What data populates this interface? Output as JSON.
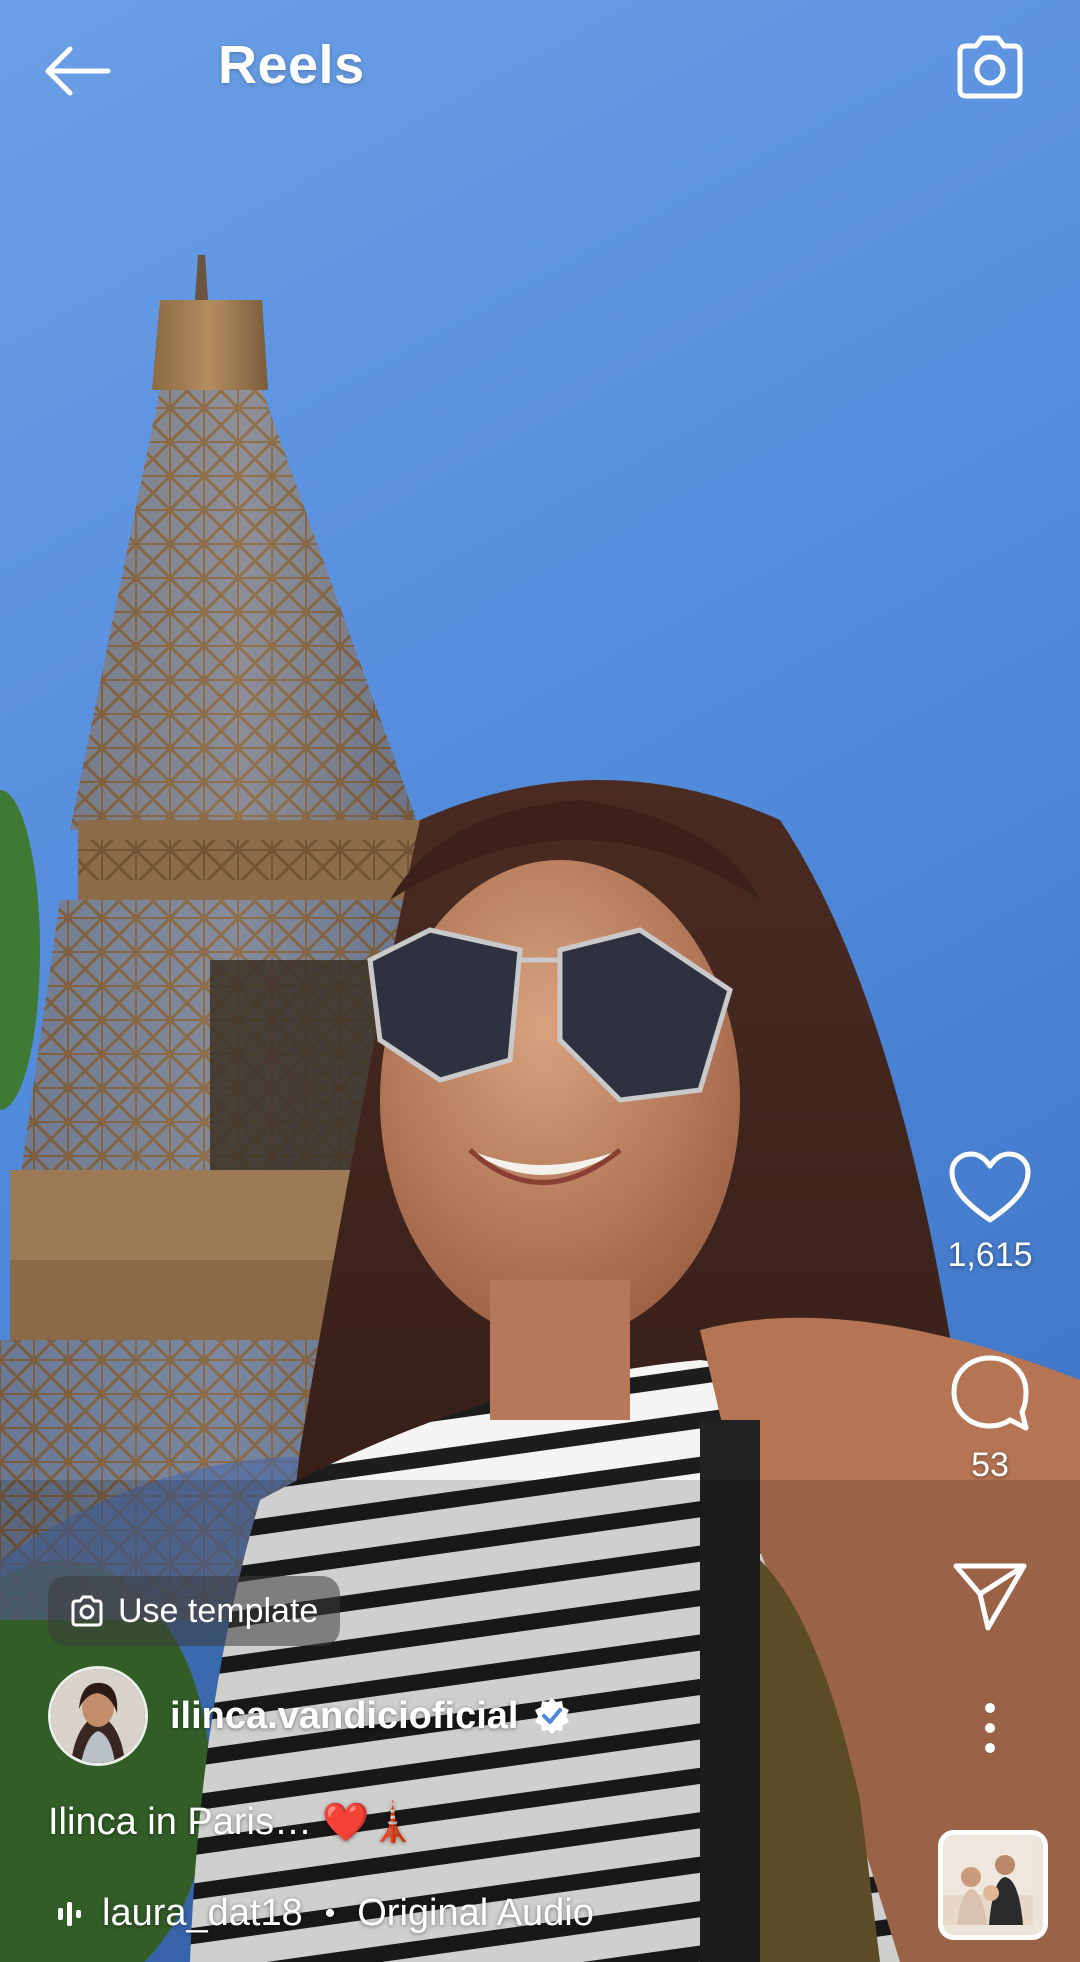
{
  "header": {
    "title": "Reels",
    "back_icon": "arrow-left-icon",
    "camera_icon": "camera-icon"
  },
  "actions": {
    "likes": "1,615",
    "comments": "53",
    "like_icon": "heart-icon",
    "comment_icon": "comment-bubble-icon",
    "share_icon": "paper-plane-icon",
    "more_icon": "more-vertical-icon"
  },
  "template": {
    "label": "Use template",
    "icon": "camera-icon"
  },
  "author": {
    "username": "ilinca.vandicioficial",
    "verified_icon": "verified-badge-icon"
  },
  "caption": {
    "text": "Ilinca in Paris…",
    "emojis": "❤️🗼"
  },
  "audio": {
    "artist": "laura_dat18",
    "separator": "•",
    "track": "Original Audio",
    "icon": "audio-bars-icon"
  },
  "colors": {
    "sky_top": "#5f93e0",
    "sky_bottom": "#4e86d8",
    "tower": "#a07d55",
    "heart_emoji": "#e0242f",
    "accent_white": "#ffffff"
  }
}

▬▬▬▬▬▬

[REQUIRED TASK] Reproduce the listing above exactly, excluding all pictures.

[THE RESULT]
What data populates this interface? Output as JSON.
{
  "header": {
    "title": "Reels",
    "back_icon": "arrow-left-icon",
    "camera_icon": "camera-icon"
  },
  "actions": {
    "likes": "1,615",
    "comments": "53",
    "like_icon": "heart-icon",
    "comment_icon": "comment-bubble-icon",
    "share_icon": "paper-plane-icon",
    "more_icon": "more-vertical-icon"
  },
  "template": {
    "label": "Use template",
    "icon": "camera-icon"
  },
  "author": {
    "username": "ilinca.vandicioficial",
    "verified_icon": "verified-badge-icon"
  },
  "caption": {
    "text": "Ilinca in Paris…",
    "emojis": "❤️🗼"
  },
  "audio": {
    "artist": "laura_dat18",
    "separator": "•",
    "track": "Original Audio",
    "icon": "audio-bars-icon"
  },
  "colors": {
    "sky_top": "#5f93e0",
    "sky_bottom": "#4e86d8",
    "tower": "#a07d55",
    "heart_emoji": "#e0242f",
    "accent_white": "#ffffff"
  }
}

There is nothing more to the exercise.